═════ Stored data

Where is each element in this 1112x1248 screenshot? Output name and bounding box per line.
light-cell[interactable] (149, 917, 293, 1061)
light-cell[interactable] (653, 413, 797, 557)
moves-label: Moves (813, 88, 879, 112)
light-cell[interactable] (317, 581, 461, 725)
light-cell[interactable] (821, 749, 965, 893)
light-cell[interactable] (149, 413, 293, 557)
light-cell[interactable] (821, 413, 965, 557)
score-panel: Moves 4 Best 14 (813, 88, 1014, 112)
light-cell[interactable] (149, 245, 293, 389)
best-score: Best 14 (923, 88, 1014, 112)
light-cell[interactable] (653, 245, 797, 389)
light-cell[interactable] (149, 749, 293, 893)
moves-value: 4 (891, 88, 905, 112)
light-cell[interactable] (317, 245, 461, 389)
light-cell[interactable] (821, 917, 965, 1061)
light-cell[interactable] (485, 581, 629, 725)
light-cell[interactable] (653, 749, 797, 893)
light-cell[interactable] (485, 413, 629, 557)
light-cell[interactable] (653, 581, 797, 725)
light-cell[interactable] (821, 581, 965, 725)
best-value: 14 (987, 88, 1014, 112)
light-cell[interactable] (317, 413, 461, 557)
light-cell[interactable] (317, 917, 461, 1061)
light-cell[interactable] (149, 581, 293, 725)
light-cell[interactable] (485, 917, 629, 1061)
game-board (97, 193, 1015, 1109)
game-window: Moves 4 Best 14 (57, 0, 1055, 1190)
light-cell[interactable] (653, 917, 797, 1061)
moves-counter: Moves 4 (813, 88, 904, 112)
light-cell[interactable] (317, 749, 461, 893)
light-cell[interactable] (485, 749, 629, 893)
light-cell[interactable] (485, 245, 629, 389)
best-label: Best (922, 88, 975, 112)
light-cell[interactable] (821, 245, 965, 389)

══════════

▸ **Problem to work on**:
Please reproduce every entry above word for word, keeping each line as it appears.

▸ **Task result**:
Where is each element in this 1112x1248 screenshot? Output name and bounding box per line.
light-cell[interactable] (149, 917, 293, 1061)
light-cell[interactable] (653, 413, 797, 557)
moves-label: Moves (813, 88, 879, 112)
light-cell[interactable] (317, 581, 461, 725)
light-cell[interactable] (821, 749, 965, 893)
light-cell[interactable] (149, 413, 293, 557)
light-cell[interactable] (821, 413, 965, 557)
score-panel: Moves 4 Best 14 (813, 88, 1014, 112)
light-cell[interactable] (149, 245, 293, 389)
best-score: Best 14 (923, 88, 1014, 112)
light-cell[interactable] (653, 245, 797, 389)
light-cell[interactable] (149, 749, 293, 893)
moves-value: 4 (891, 88, 905, 112)
light-cell[interactable] (317, 245, 461, 389)
light-cell[interactable] (821, 917, 965, 1061)
light-cell[interactable] (485, 581, 629, 725)
light-cell[interactable] (653, 749, 797, 893)
light-cell[interactable] (485, 413, 629, 557)
light-cell[interactable] (653, 581, 797, 725)
light-cell[interactable] (821, 581, 965, 725)
best-value: 14 (987, 88, 1014, 112)
light-cell[interactable] (317, 413, 461, 557)
light-cell[interactable] (317, 917, 461, 1061)
light-cell[interactable] (149, 581, 293, 725)
light-cell[interactable] (485, 917, 629, 1061)
game-board (97, 193, 1015, 1109)
game-window: Moves 4 Best 14 (57, 0, 1055, 1190)
light-cell[interactable] (653, 917, 797, 1061)
moves-counter: Moves 4 (813, 88, 904, 112)
light-cell[interactable] (317, 749, 461, 893)
light-cell[interactable] (485, 749, 629, 893)
light-cell[interactable] (485, 245, 629, 389)
best-label: Best (922, 88, 975, 112)
light-cell[interactable] (821, 245, 965, 389)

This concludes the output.